**Your goal**. Tally how many lines include "operatora". The number is the whole answer.

>> BEGIN

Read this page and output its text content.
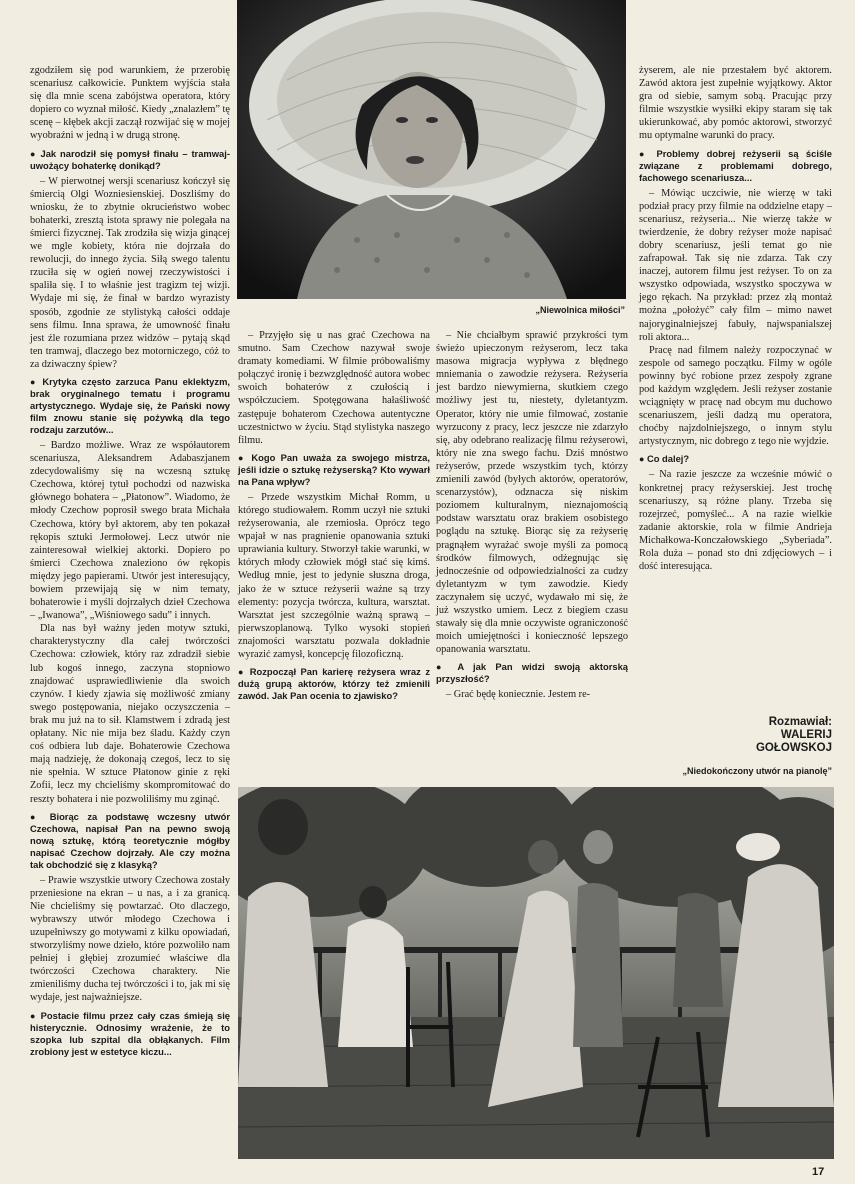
„Niewolnica miłości”

zgodziłem się pod warunkiem, że przerobię scenariusz całkowicie. Punktem wyjścia stała się dla mnie scena zabójstwa operatora, który dopiero co wyznał miłość. Kiedy „znalazłem” tę scenę – kłębek akcji zaczął rozwijać się w mojej wyobraźni w jedną i w drugą stronę.

● Jak narodził się pomysł finału – tramwaj-uwożący bohaterkę donikąd?

– W pierwotnej wersji scenariusz kończył się śmiercią Olgi Wozniesienskiej. Doszliśmy do wniosku, że to zbytnie okrucieństwo wobec bohaterki, zresztą istota sprawy nie polegała na śmierci fizycznej. Tak zrodziła się wizja ginącej we mgle kobiety, która nie dojrzała do rewolucji, do innego życia. Siłą swego talentu rzuciła się w ogień nowej rzeczywistości i spaliła się. I to właśnie jest tragizm tej wizji. Wydaje mi się, że finał w bardzo wyrazisty sposób, zgodnie ze stylistyką całości oddaje sens filmu. Inna sprawa, że umowność finału jest źle rozumiana przez widzów – pytają skąd ten tramwaj, dlaczego bez motorniczego, cóż to za dziwaczny śpiew?

● Krytyka często zarzuca Panu eklektyzm, brak oryginalnego tematu i programu artystycznego. Wydaje się, że Pański nowy film znowu stanie się pożywką dla tego rodzaju zarzutów...

– Bardzo możliwe. Wraz ze współautorem scenariusza, Aleksandrem Adabaszjanem zdecydowaliśmy się na wczesną sztukę Czechowa, której tytuł pochodzi od nazwiska głównego bohatera – „Płatonow”. Wiadomo, że młody Czechow poprosił swego brata Michała Czechowa, który był aktorem, aby ten pokazał rękopis sztuki Jermołowej. Lecz utwór nie zainteresował wielkiej aktorki. Dopiero po śmierci Czechowa znaleziono ów rękopis między jego papierami. Utwór jest interesujący, bowiem przewijają się w nim tematy, bohaterowie i myśli dojrzałych dzieł Czechowa – „Iwanowa”, „Wiśniowego sadu” i innych.

Dla nas był ważny jeden motyw sztuki, charakterystyczny dla całej twórczości Czechowa: człowiek, który raz zdradził siebie lub kogoś innego, zaczyna stopniowo znajdować usprawiedliwienie dla swoich czynów. I kiedy zjawia się możliwość zmiany swego postępowania, niejako oczyszczenia – brak mu już na to sił. Klamstwem i zdradą jest opłatany. Nic nie mija bez śladu. Każdy czyn coś odbiera lub daje. Bohaterowie Czechowa mają nadzieję, że dokonają czegoś, lecz to się nie spełnia. W sztuce Płatonow ginie z ręki Zofii, lecz my chcieliśmy skompromitować do reszty bohatera i nie pozwoliliśmy mu zginąć.

● Biorąc za podstawę wczesny utwór Czechowa, napisał Pan na pewno swoją nową sztukę, którą teoretycznie mógłby napisać Czechow dojrzały. Ale czy można tak obchodzić się z klasyką?

– Prawie wszystkie utwory Czechowa zostały przeniesione na ekran – u nas, a i za granicą. Nie chcieliśmy się powtarzać. Oto dlaczego, wybrawszy utwór młodego Czechowa i uzupełniwszy go motywami z kilku opowiadań, stworzyliśmy nowe dzieło, które pozwoliło nam pełniej i głębiej zrozumieć właściwe dla twórczości Czechowa charaktery. Nie zmieniliśmy ducha tej twórczości i to, jak mi się wydaje, jest najważniejsze.

● Postacie filmu przez cały czas śmieją się histerycznie. Odnosimy wrażenie, że to szopka lub szpital dla obłąkanych. Film zrobiony jest w estetyce kiczu...

– Przyjęło się u nas grać Czechowa na smutno. Sam Czechow nazywał swoje dramaty komediami. W filmie próbowaliśmy połączyć ironię i bezwzględność autora wobec swoich bohaterów z czułością i współczuciem. Spotęgowana hałaśliwość zastępuje bohaterom Czechowa autentyczne uczestnictwo w życiu. Stąd stylistyka naszego filmu.

● Kogo Pan uważa za swojego mistrza, jeśli idzie o sztukę reżyserską? Kto wywarł na Pana wpływ?

– Przede wszystkim Michał Romm, u którego studiowałem. Romm uczył nie sztuki reżyserowania, ale rzemiosła. Oprócz tego wpajał w nas pragnienie opanowania sztuki uprawiania kultury. Stworzył takie warunki, w których młody człowiek mógł stać się kimś. Według mnie, jest to jedynie słuszna droga, jako że w sztuce reżyserii ważne są trzy elementy: pozycja twórcza, kultura, warsztat. Warsztat jest szczególnie ważną sprawą – pierwszoplanową. Tylko wysoki stopień znajomości warsztatu pozwala dokładnie wyrazić zamysł, koncepcję filozoficzną.

● Rozpoczął Pan karierę reżysera wraz z dużą grupą aktorów, którzy też zmienili zawód. Jak Pan ocenia to zjawisko?

– Nie chciałbym sprawić przykrości tym świeżo upieczonym reżyserom, lecz taka masowa migracja wypływa z błędnego mniemania o zawodzie reżysera. Reżyseria jest bardzo niewymierna, skutkiem czego możliwy jest tu, niestety, dyletantyzm. Operator, który nie umie filmować, zostanie wyrzucony z pracy, lecz jeszcze nie zdarzyło się, aby odebrano realizację filmu reżyserowi, który nie zna swego fachu. Dziś mnóstwo reżyserów, przede wszystkim tych, którzy zmienili zawód (byłych aktorów, operatorów, scenarzystów), odznacza się niskim poziomem kulturalnym, nieznajomością podstaw warsztatu oraz brakiem osobistego poglądu na sztukę. Biorąc się za reżyserię pragnąłem wyrażać swoje myśli za pomocą środków filmowych, odżegnując się jednocześnie od odpowiedzialności za cudzy dyletantyzm w tym zawodzie. Kiedy zaczynałem się uczyć, wydawało mi się, że już wszystko umiem. Lecz z biegiem czasu stawały się dla mnie oczywiste ograniczoność moich umiejętności i konieczność lepszego opanowania warsztatu.

● A jak Pan widzi swoją aktorską przyszłość?

– Grać będę koniecznie. Jestem re-

żyserem, ale nie przestałem być aktorem. Zawód aktora jest zupełnie wyjątkowy. Aktor gra od siebie, samym sobą. Pracując przy filmie wszystkie wysiłki ekipy staram się tak ukierunkować, aby pomóc aktorowi, stworzyć mu optymalne warunki do pracy.

● Problemy dobrej reżyserii są ściśle związane z problemami dobrego, fachowego scenariusza...

– Mówiąc uczciwie, nie wierzę w taki podział pracy przy filmie na oddzielne etapy – scenariusz, reżyseria... Nie wierzę także w twierdzenie, że dobry reżyser może napisać dobry scenariusz, jeśli temat go nie zafrapował. Tak się nie zdarza. Tak czy inaczej, autorem filmu jest reżyser. To on za wszystko odpowiada, wszystko spoczywa w jego rękach. Na przykład: przez złą montaż można „położyć” cały film – mimo nawet najoryginalniejszej fabuły, najwspanialszej roli aktora...

Pracę nad filmem należy rozpoczynać w zespole od samego początku. Filmy w ogóle powinny być robione przez zespoły zgrane pod każdym względem. Jeśli reżyser zostanie wciągnięty w pracę nad obcym mu duchowo scenariuszem, jeśli dadzą mu operatora, choćby najzdolniejszego, o innym stylu artystycznym, nic dobrego z tego nie wyjdzie.

● Co dalej?

– Na razie jeszcze za wcześnie mówić o konkretnej pracy reżyserskiej. Jest trochę scenariuszy, są różne plany. Trzeba się rozejrzeć, pomyśleć... A na razie wielkie zadanie aktorskie, rola w filmie Andrieja Michałkowa-Konczałowskiego „Syberiada”. Rola duża – ponad sto dni zdjęciowych – i dość interesująca.

Rozmawiał:
WALERIJ
GOŁOWSKOJ
„Niedokończony utwór na pianolę”
17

>> END

**Exercise result**. 2